Search the records that follow and extract every line containing the string "sama".

Stored records
>>>
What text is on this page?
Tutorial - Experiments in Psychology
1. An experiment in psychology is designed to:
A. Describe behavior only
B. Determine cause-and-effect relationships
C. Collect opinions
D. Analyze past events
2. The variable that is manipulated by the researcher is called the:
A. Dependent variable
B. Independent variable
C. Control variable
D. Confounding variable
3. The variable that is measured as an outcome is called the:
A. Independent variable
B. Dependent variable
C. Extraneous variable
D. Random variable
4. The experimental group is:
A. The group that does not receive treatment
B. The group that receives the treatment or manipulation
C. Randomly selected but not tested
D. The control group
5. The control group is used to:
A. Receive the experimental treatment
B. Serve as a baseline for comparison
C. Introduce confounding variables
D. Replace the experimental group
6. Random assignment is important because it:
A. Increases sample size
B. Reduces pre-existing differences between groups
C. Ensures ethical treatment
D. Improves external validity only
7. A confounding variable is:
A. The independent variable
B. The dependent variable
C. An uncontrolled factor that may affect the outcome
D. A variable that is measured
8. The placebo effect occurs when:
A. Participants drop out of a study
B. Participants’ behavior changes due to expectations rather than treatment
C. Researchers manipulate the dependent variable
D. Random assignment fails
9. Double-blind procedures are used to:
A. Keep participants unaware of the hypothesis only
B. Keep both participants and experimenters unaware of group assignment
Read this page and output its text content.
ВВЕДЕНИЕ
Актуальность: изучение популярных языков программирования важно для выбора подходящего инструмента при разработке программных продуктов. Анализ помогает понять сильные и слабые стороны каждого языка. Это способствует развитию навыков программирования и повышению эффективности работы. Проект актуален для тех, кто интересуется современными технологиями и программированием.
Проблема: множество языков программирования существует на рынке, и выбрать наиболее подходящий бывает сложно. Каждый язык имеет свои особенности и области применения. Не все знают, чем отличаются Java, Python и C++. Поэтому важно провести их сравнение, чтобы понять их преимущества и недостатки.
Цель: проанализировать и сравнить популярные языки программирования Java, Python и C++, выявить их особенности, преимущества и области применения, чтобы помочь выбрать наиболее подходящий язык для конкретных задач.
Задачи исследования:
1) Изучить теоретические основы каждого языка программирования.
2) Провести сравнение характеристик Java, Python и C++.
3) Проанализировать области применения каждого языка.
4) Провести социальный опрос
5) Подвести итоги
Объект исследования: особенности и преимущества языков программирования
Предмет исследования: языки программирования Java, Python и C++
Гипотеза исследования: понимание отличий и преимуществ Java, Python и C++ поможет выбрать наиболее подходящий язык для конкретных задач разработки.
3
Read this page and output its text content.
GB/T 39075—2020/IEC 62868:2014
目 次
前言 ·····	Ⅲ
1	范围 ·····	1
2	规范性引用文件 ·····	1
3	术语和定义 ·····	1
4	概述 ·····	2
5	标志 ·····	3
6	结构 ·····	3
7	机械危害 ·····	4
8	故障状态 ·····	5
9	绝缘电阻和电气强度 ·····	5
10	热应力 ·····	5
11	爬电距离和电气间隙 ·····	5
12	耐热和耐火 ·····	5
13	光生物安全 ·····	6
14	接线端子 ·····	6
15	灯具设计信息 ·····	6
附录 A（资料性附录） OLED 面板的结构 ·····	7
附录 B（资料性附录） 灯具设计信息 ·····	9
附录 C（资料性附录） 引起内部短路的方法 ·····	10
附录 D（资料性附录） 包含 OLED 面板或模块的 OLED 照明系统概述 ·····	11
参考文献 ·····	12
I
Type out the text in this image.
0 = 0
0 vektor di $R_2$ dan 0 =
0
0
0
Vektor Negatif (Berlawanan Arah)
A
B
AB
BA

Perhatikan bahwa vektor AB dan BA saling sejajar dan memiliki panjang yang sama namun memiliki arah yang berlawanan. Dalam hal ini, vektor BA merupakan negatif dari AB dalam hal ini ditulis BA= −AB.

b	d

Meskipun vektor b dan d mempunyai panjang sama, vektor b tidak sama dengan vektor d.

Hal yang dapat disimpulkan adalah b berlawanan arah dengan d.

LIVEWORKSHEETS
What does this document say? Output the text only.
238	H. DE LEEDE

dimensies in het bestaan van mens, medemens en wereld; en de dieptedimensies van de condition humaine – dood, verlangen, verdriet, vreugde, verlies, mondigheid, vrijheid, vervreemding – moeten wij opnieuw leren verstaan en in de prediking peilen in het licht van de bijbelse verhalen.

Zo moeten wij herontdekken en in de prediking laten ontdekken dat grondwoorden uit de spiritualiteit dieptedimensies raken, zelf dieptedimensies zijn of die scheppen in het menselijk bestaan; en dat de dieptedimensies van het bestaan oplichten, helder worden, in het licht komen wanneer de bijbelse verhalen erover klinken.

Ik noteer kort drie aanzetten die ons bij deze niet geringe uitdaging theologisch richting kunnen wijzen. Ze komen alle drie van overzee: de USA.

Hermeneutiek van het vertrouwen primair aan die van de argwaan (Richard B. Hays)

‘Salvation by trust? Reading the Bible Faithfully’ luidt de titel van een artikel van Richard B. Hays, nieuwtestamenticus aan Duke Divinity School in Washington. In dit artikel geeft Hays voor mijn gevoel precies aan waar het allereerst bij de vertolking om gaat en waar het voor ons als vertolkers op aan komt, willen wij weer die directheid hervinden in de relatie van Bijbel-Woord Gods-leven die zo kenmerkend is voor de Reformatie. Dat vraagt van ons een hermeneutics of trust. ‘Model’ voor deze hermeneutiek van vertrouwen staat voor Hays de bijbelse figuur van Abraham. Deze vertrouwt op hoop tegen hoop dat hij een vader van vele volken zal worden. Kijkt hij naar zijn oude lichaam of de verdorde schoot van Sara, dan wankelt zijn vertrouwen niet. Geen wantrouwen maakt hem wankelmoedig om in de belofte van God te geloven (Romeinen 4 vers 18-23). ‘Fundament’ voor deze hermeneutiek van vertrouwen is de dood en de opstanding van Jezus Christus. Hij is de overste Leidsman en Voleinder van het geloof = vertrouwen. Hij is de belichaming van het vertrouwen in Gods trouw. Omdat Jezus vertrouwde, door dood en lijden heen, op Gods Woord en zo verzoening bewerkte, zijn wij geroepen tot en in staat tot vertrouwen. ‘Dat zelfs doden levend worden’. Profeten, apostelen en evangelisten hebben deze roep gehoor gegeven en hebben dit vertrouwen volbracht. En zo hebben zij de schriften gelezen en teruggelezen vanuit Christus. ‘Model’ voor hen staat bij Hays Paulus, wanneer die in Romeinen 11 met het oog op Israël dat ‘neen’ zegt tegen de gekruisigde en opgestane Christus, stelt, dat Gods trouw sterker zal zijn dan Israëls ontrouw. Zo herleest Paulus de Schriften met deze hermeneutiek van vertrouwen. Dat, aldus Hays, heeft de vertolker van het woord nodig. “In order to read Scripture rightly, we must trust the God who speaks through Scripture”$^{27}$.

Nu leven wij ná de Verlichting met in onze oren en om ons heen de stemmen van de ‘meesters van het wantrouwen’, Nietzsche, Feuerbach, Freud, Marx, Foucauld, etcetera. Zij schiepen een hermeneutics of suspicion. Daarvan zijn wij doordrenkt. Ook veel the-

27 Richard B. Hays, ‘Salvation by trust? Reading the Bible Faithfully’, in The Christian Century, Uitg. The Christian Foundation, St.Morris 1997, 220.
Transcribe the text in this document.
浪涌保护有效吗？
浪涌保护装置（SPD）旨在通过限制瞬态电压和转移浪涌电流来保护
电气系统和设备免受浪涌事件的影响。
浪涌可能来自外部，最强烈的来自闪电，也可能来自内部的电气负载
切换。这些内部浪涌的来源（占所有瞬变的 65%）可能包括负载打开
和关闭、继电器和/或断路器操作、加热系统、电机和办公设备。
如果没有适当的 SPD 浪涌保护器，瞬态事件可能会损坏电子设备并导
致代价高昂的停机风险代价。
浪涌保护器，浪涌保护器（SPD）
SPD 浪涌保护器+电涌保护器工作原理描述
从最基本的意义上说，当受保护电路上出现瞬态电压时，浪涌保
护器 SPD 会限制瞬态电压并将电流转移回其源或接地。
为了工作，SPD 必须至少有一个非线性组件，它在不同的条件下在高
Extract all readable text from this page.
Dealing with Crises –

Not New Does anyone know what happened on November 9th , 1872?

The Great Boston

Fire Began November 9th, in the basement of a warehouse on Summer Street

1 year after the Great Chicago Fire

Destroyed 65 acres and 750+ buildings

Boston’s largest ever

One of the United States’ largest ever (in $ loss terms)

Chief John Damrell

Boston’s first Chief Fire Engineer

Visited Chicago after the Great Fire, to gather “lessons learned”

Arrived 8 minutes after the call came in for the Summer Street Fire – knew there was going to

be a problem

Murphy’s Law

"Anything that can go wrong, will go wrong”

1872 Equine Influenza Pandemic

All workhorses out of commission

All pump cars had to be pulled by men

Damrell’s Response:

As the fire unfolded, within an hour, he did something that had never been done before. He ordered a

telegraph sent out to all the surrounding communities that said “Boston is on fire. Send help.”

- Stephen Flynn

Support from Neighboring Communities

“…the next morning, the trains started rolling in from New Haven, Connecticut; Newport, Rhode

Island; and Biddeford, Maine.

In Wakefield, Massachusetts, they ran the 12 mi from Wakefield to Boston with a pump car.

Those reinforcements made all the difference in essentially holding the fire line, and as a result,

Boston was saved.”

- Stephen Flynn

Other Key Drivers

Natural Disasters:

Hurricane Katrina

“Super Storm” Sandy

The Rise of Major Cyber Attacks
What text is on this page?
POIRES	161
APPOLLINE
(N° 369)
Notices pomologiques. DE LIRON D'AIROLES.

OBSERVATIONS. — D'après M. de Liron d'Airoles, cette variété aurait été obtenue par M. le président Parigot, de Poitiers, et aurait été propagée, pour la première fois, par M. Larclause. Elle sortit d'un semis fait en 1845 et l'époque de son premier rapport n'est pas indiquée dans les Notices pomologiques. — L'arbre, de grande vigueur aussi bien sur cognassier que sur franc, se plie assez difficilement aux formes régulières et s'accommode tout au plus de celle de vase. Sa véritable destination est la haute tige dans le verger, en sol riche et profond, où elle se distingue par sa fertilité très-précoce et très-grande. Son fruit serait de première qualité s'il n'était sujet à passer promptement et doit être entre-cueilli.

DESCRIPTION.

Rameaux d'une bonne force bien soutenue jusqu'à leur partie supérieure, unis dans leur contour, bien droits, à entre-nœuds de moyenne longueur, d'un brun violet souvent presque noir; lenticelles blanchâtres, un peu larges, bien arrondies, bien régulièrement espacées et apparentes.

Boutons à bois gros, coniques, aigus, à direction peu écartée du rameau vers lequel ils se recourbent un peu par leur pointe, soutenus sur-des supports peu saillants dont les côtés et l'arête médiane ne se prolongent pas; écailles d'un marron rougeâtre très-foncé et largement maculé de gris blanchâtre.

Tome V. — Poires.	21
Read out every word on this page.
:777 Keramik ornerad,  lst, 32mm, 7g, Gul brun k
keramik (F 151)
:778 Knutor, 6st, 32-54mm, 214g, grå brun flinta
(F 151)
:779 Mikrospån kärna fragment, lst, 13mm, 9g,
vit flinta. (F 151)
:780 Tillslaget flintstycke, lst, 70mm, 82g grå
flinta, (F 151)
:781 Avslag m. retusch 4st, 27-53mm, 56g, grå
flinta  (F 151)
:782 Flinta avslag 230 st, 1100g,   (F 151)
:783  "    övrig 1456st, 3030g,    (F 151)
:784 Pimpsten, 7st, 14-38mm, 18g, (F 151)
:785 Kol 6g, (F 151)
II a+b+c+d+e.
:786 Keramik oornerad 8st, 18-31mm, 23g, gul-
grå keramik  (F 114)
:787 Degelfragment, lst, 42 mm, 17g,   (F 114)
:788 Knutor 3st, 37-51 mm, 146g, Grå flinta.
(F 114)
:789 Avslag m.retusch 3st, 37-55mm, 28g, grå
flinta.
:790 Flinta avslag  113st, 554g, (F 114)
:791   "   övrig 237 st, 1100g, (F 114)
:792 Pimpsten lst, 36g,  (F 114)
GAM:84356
<<<
Result for this exercise –
Perhatikan bahwa vektor AB dan BA saling sejajar dan memiliki panjang yang sama namun memiliki arah yang berlawanan. Dalam hal ini, vektor BA merupakan negatif dari AB dalam hal ini ditulis BA= −AB.
Meskipun vektor b dan d mempunyai panjang sama, vektor b tidak sama dengan vektor d.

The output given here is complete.